(Stored records)
▬▬▬

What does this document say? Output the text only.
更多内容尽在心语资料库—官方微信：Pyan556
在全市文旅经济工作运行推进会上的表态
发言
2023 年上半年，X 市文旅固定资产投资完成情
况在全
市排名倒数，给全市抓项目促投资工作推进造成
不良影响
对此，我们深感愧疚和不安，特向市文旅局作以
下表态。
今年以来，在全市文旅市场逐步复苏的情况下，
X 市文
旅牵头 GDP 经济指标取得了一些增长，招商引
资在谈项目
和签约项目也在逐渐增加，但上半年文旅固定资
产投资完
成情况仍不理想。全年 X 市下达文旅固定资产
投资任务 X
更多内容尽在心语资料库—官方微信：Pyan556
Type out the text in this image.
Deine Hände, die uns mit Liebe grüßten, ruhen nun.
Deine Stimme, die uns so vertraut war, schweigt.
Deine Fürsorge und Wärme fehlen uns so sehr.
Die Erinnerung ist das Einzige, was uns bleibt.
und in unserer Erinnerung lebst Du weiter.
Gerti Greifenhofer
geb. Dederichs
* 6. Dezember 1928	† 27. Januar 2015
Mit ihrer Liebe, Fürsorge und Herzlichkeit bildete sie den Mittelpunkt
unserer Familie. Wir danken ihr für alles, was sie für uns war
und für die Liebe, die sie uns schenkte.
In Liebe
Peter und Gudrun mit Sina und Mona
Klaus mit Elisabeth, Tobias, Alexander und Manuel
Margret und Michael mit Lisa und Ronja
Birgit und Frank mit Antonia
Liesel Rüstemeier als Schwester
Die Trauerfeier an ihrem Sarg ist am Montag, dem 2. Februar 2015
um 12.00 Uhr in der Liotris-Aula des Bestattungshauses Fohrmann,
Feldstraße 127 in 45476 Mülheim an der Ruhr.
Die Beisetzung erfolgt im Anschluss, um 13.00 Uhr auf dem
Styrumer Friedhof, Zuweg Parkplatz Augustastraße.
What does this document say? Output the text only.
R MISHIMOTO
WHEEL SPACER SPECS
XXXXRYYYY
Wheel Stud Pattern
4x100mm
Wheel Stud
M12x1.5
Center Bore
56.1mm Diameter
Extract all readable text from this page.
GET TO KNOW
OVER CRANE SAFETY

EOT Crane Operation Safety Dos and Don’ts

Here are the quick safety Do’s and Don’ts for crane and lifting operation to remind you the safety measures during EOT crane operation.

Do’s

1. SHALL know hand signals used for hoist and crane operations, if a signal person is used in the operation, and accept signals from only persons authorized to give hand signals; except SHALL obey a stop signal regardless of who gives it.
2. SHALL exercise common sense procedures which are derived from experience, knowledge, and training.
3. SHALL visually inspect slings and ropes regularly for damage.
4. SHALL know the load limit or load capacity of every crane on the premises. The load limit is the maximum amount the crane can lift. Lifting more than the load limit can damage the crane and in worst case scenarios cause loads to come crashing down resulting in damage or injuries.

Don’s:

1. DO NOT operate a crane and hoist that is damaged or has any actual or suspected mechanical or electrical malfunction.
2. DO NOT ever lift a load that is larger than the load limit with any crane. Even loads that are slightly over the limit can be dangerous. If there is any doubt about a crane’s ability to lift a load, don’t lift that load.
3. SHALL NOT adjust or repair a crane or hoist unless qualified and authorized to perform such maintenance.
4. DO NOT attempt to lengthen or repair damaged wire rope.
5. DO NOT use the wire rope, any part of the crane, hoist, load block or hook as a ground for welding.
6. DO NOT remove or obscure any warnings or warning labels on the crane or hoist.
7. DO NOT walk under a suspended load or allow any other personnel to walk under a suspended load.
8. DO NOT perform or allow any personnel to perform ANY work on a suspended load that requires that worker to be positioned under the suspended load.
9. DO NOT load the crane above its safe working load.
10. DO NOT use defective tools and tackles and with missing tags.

▬▬▬

◆ **TASK INSTRUCTIONS**
Go through the records and copy each line with "under" in it.

◆ **RESULT**
7. DO NOT walk under a suspended load or allow any other personnel to walk under a suspended load.
8. DO NOT perform or allow any personnel to perform ANY work on a suspended load that requires that worker to be positioned under the suspended load.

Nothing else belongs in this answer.